— BEGIN Data rows —

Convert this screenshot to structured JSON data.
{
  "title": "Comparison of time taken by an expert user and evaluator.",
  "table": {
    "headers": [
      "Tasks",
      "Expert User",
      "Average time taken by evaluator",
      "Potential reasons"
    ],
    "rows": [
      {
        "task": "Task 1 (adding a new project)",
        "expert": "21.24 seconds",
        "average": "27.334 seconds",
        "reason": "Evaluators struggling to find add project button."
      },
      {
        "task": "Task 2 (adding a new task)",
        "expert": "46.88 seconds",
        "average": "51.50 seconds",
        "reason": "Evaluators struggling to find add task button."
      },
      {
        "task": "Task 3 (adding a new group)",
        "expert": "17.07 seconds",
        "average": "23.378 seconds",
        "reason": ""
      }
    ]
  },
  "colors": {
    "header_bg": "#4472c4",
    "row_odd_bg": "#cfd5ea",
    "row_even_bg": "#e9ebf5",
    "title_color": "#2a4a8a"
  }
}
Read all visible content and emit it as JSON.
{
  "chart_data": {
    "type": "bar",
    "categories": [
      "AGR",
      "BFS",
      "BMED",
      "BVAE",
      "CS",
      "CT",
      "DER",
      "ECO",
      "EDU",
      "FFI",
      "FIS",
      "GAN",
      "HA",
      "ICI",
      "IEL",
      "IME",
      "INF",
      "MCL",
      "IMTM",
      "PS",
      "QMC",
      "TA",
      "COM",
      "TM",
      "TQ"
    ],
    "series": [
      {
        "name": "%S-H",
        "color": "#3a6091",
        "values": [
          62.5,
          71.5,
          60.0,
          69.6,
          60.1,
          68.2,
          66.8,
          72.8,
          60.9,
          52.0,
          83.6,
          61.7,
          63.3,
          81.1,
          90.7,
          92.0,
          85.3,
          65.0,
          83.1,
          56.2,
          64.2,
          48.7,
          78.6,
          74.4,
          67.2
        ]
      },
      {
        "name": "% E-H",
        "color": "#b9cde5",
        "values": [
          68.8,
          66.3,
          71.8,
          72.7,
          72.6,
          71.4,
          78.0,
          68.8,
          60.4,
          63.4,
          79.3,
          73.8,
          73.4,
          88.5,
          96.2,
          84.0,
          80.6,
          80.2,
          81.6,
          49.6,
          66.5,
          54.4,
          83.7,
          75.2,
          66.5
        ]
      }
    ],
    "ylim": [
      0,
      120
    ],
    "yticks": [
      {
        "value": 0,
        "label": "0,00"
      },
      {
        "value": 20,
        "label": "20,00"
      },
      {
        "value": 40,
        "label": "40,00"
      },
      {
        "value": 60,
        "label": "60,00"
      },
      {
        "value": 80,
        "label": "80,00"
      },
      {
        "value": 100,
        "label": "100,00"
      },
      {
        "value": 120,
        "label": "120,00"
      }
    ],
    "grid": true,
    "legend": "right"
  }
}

— END Data rows —

Written request. Every line of the data above should be reproduced word for word.

Task response.
Convert this screenshot to structured JSON data.
{
  "title": "Comparison of time taken by an expert user and evaluator.",
  "table": {
    "headers": [
      "Tasks",
      "Expert User",
      "Average time taken by evaluator",
      "Potential reasons"
    ],
    "rows": [
      {
        "task": "Task 1 (adding a new project)",
        "expert": "21.24 seconds",
        "average": "27.334 seconds",
        "reason": "Evaluators struggling to find add project button."
      },
      {
        "task": "Task 2 (adding a new task)",
        "expert": "46.88 seconds",
        "average": "51.50 seconds",
        "reason": "Evaluators struggling to find add task button."
      },
      {
        "task": "Task 3 (adding a new group)",
        "expert": "17.07 seconds",
        "average": "23.378 seconds",
        "reason": ""
      }
    ]
  },
  "colors": {
    "header_bg": "#4472c4",
    "row_odd_bg": "#cfd5ea",
    "row_even_bg": "#e9ebf5",
    "title_color": "#2a4a8a"
  }
}
Read all visible content and emit it as JSON.
{
  "chart_data": {
    "type": "bar",
    "categories": [
      "AGR",
      "BFS",
      "BMED",
      "BVAE",
      "CS",
      "CT",
      "DER",
      "ECO",
      "EDU",
      "FFI",
      "FIS",
      "GAN",
      "HA",
      "ICI",
      "IEL",
      "IME",
      "INF",
      "MCL",
      "IMTM",
      "PS",
      "QMC",
      "TA",
      "COM",
      "TM",
      "TQ"
    ],
    "series": [
      {
        "name": "%S-H",
        "color": "#3a6091",
        "values": [
          62.5,
          71.5,
          60.0,
          69.6,
          60.1,
          68.2,
          66.8,
          72.8,
          60.9,
          52.0,
          83.6,
          61.7,
          63.3,
          81.1,
          90.7,
          92.0,
          85.3,
          65.0,
          83.1,
          56.2,
          64.2,
          48.7,
          78.6,
          74.4,
          67.2
        ]
      },
      {
        "name": "% E-H",
        "color": "#b9cde5",
        "values": [
          68.8,
          66.3,
          71.8,
          72.7,
          72.6,
          71.4,
          78.0,
          68.8,
          60.4,
          63.4,
          79.3,
          73.8,
          73.4,
          88.5,
          96.2,
          84.0,
          80.6,
          80.2,
          81.6,
          49.6,
          66.5,
          54.4,
          83.7,
          75.2,
          66.5
        ]
      }
    ],
    "ylim": [
      0,
      120
    ],
    "yticks": [
      {
        "value": 0,
        "label": "0,00"
      },
      {
        "value": 20,
        "label": "20,00"
      },
      {
        "value": 40,
        "label": "40,00"
      },
      {
        "value": 60,
        "label": "60,00"
      },
      {
        "value": 80,
        "label": "80,00"
      },
      {
        "value": 100,
        "label": "100,00"
      },
      {
        "value": 120,
        "label": "120,00"
      }
    ],
    "grid": true,
    "legend": "right"
  }
}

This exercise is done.